Identify each line in the records below that contains the word "name", and copy it.

Records excerpted from a collection
--
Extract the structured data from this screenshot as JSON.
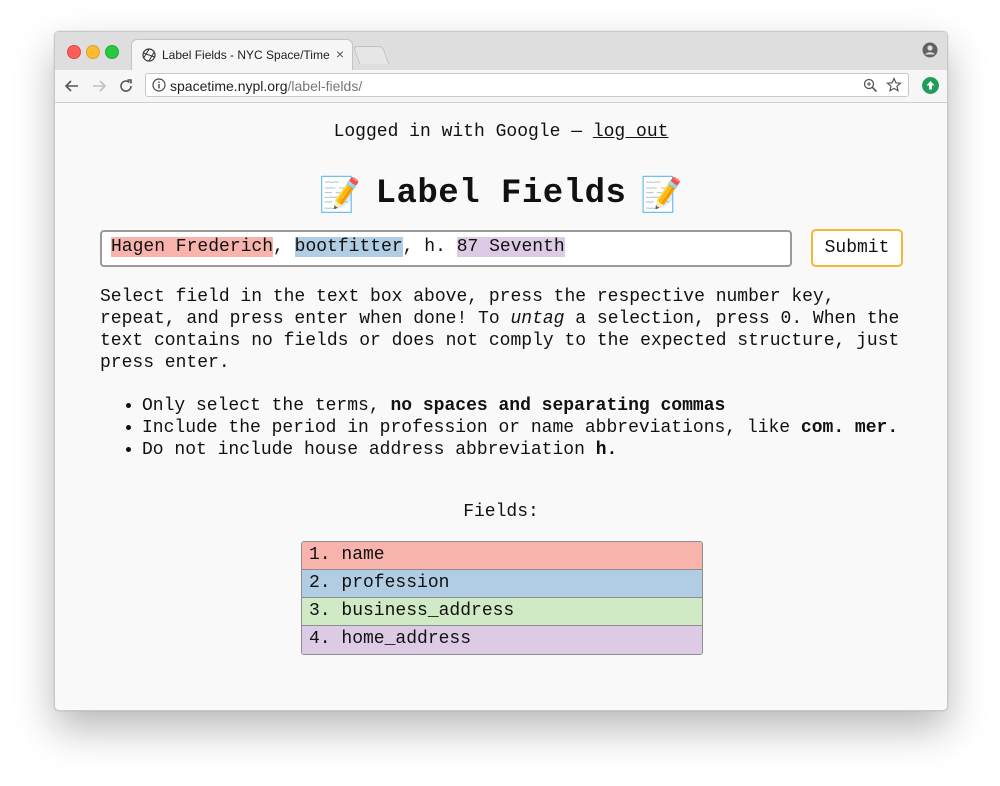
{
  "browser": {
    "tab_title": "Label Fields - NYC Space/Time",
    "tab_close": "×",
    "url_host": "spacetime.nypl.org",
    "url_path": "/label-fields/"
  },
  "page": {
    "login_text": "Logged in with Google — ",
    "logout_link": "log out",
    "title": "Label Fields",
    "title_emoji_left": "📝",
    "title_emoji_right": "📝",
    "input_segments": [
      {
        "text": "Hagen Frederich",
        "field": "name"
      },
      {
        "text": ", ",
        "field": ""
      },
      {
        "text": "bootfitter",
        "field": "profession"
      },
      {
        "text": ", h. ",
        "field": ""
      },
      {
        "text": "87 Seventh",
        "field": "home_address"
      }
    ],
    "submit_label": "Submit",
    "instructions_part1": "Select field in the text box above, press the respective number key, repeat, and press enter when done! To ",
    "instructions_italic": "untag",
    "instructions_part2": " a selection, press 0. When the text contains no fields or does not comply to the expected structure, just press enter.",
    "rules": [
      {
        "text": "Only select the terms, ",
        "bold": "no spaces and separating commas"
      },
      {
        "text": "Include the period in profession or name abbreviations, like ",
        "bold": "com. mer."
      },
      {
        "text": "Do not include house address abbreviation ",
        "bold": "h."
      }
    ],
    "fields_label": "Fields:",
    "fields": [
      {
        "label": "1. name",
        "color": "#f8b3ad"
      },
      {
        "label": "2. profession",
        "color": "#b1cde3"
      },
      {
        "label": "3. business_address",
        "color": "#cfeac4"
      },
      {
        "label": "4. home_address",
        "color": "#ddcbe6"
      }
    ]
  }
}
--
> [Exercise answer]
        "field": "name"
        "text": "Include the period in profession or name abbreviations, like ",
        "label": "1. name",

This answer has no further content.